== Required work ==
Gather, from the listing beneath this task, every line holding the string "Female".

===== Task material =====

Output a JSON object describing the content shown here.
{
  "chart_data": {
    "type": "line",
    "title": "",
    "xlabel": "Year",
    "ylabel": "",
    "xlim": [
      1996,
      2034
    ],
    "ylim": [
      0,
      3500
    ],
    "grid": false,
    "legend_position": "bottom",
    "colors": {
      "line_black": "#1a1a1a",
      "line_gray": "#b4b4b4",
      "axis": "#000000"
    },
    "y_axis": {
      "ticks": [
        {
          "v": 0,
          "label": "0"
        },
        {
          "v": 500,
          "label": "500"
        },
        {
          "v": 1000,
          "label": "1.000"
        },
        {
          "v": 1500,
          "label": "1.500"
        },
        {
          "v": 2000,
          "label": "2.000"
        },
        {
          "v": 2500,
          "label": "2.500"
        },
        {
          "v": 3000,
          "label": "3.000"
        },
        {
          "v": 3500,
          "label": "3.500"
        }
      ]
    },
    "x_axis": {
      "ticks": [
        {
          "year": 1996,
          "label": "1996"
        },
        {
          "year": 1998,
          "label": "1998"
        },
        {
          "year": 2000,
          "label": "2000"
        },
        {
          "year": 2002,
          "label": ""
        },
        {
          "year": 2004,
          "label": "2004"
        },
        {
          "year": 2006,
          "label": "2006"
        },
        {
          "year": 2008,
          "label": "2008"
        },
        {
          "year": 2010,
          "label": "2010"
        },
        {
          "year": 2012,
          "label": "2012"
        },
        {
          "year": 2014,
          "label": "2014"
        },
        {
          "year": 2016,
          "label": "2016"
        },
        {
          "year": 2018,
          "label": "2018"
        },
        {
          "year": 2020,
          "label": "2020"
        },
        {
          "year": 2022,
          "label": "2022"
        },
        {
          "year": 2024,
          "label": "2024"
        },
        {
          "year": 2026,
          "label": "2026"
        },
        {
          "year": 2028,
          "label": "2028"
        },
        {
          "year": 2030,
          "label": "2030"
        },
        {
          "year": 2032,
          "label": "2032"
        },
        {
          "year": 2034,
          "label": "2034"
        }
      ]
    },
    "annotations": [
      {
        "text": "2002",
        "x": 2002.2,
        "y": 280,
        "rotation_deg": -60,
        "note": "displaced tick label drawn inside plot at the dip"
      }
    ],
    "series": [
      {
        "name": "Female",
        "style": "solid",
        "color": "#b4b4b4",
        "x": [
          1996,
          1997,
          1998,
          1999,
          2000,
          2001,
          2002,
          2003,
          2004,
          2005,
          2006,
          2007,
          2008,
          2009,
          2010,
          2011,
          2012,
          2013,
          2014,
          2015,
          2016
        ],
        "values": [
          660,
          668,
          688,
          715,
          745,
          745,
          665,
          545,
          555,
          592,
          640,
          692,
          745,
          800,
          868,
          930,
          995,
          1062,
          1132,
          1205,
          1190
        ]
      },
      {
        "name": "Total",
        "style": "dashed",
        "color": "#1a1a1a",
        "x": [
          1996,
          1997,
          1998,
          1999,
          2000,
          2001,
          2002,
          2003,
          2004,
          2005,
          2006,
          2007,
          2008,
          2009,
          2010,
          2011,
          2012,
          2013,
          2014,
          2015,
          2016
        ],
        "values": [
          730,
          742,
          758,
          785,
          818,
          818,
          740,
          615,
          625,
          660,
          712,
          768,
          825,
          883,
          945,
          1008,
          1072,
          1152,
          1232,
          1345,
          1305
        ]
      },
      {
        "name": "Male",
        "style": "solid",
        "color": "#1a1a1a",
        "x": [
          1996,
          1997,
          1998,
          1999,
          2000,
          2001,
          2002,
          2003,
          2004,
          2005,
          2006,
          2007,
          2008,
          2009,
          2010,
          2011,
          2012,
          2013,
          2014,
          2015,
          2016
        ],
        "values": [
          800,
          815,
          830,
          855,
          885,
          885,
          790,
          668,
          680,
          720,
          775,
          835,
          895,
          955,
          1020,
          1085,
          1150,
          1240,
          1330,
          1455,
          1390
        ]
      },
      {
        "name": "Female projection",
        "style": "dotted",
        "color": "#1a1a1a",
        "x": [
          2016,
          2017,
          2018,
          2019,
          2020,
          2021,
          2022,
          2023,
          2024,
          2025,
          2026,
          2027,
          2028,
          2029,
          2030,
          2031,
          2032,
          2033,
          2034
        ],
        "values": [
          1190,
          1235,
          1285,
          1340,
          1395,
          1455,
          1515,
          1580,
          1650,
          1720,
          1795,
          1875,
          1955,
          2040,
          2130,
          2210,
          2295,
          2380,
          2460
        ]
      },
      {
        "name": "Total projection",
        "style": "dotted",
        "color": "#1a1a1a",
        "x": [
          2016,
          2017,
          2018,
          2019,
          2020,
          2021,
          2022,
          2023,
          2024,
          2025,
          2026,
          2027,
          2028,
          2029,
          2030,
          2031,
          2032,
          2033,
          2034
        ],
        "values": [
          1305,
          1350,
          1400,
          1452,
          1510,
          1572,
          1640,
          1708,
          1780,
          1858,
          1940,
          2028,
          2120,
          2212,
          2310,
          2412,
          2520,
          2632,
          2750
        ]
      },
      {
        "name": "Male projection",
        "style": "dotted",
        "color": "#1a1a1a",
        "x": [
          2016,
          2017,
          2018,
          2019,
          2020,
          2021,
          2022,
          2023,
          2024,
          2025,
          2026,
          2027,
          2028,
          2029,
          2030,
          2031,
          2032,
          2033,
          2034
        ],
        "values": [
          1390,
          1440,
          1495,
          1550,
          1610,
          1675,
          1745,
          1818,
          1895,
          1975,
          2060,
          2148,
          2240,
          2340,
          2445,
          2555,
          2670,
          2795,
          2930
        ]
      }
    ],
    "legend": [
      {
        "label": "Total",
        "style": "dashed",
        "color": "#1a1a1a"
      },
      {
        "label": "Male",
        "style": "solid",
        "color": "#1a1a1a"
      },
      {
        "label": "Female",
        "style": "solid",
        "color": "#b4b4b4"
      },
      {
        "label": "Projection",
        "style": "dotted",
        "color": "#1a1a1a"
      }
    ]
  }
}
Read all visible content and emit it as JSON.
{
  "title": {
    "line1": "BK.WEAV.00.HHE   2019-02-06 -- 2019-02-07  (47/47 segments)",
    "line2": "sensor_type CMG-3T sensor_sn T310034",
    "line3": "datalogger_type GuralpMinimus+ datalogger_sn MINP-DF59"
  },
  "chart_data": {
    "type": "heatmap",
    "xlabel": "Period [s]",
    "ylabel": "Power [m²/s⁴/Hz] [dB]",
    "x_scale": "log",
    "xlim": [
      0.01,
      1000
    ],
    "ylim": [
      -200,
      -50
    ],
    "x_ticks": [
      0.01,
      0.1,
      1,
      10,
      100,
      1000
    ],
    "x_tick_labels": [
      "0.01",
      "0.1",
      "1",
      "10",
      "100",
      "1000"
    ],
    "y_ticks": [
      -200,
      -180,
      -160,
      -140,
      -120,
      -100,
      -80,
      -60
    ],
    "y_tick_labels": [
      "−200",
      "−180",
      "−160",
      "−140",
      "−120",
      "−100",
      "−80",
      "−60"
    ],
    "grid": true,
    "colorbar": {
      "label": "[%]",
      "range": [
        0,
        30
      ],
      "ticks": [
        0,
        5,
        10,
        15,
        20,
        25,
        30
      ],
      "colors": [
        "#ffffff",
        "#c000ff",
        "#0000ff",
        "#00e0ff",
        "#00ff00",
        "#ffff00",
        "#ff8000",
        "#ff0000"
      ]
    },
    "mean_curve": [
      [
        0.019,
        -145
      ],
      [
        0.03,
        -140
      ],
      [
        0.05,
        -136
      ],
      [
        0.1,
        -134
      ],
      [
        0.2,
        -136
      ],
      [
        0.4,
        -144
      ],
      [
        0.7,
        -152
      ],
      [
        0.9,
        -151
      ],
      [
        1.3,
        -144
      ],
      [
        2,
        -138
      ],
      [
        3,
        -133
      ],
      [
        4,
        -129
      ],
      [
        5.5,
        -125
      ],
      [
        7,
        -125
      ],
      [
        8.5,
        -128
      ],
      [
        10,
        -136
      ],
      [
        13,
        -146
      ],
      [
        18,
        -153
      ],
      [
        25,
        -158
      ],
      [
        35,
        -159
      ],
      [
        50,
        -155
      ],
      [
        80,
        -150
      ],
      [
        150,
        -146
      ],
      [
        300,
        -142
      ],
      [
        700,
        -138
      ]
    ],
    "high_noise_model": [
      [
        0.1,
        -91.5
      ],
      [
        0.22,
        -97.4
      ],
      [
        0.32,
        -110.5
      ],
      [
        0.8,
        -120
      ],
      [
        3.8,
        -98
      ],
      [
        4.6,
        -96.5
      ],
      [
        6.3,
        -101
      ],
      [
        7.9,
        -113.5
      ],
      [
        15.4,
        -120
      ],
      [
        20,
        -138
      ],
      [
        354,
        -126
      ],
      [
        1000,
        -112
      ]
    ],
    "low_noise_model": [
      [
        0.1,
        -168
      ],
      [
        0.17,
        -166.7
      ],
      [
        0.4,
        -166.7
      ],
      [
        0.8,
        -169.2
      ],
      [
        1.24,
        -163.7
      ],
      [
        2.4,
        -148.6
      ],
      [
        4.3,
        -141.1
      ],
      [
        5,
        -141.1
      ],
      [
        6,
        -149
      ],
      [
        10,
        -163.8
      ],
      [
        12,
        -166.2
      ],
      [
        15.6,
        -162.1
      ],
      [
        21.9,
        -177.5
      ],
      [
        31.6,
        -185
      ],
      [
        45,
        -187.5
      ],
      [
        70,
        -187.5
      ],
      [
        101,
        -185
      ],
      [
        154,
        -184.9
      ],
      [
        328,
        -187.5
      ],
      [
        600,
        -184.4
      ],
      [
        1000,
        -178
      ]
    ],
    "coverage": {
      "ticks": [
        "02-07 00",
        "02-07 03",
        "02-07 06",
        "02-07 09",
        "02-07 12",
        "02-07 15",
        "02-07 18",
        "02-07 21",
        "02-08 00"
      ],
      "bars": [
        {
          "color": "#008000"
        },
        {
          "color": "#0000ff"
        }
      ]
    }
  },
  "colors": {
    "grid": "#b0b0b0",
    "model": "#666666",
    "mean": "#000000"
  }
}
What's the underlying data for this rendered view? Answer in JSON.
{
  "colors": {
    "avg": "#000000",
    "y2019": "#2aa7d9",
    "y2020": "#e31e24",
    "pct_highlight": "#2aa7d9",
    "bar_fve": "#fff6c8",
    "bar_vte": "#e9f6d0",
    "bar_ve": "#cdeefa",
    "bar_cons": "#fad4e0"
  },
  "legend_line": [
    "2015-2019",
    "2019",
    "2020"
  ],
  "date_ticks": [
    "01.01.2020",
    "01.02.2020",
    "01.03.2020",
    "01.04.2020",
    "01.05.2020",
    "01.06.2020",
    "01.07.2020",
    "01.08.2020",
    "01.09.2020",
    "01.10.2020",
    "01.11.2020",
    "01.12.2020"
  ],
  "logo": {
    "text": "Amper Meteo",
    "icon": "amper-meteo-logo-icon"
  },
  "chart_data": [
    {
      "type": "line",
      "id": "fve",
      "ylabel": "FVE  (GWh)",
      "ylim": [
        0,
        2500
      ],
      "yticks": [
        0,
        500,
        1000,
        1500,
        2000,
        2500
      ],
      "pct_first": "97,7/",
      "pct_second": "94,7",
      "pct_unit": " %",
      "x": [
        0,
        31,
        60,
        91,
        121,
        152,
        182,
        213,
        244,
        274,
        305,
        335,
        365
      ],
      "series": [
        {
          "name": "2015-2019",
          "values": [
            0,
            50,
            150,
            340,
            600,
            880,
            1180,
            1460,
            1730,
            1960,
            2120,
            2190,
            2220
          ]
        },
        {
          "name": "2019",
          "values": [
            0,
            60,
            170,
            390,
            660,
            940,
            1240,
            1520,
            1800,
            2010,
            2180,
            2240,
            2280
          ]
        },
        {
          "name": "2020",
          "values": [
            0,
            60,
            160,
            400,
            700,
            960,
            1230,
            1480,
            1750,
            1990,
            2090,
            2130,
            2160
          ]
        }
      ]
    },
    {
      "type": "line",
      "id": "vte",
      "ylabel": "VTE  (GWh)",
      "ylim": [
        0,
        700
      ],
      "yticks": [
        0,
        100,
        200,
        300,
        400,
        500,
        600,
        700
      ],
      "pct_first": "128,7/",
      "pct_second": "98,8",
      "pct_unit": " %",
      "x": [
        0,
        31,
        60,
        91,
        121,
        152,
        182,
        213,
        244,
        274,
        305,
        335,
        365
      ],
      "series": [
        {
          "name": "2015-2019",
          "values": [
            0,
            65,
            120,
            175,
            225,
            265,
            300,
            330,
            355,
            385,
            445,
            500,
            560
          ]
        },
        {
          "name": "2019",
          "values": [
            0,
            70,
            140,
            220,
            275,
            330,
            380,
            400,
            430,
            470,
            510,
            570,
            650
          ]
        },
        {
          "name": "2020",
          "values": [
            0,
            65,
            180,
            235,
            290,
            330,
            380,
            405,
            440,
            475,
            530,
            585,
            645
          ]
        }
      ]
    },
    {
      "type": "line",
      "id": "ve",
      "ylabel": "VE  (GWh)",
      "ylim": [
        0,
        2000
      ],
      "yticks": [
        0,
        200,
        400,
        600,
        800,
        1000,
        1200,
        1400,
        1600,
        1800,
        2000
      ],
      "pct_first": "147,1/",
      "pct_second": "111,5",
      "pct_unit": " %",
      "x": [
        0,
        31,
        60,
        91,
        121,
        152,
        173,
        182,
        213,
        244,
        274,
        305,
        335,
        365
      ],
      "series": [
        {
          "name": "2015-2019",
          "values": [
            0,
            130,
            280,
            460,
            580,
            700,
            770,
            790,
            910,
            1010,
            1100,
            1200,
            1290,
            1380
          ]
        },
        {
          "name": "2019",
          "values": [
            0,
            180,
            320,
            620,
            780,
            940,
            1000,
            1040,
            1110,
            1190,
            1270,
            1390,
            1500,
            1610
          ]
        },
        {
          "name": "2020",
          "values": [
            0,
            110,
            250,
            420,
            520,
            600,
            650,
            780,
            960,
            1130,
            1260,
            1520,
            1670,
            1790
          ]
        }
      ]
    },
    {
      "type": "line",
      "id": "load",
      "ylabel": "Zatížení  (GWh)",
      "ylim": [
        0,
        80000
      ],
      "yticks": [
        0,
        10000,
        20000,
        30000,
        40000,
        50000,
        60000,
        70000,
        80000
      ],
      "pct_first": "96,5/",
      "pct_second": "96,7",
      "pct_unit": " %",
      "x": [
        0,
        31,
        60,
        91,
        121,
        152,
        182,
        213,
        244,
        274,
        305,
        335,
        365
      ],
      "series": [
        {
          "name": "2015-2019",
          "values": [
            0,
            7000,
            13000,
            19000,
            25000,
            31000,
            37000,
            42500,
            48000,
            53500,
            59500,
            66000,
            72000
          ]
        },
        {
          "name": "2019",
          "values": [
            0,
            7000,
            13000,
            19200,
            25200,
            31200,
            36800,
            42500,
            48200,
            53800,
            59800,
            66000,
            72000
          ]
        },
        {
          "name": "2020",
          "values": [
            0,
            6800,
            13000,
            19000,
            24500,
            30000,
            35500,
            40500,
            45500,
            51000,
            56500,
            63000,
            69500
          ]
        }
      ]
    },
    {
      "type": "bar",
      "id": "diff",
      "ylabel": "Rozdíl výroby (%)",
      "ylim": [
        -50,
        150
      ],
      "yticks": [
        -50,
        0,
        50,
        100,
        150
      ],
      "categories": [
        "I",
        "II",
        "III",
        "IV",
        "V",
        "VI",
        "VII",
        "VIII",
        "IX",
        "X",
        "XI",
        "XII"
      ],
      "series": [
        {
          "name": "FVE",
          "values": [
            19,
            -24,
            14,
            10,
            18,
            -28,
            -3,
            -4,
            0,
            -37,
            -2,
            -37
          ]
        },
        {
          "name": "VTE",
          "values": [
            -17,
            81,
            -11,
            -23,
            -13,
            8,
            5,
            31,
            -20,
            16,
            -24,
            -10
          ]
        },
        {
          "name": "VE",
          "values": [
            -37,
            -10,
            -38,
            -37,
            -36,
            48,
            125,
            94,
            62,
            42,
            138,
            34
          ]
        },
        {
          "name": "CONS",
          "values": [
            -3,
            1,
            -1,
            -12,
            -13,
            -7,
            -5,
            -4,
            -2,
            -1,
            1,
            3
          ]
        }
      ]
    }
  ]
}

=====

== Answer to the exercise ==
        "name": "Female",
        "name": "Female projection",
        "label": "Female",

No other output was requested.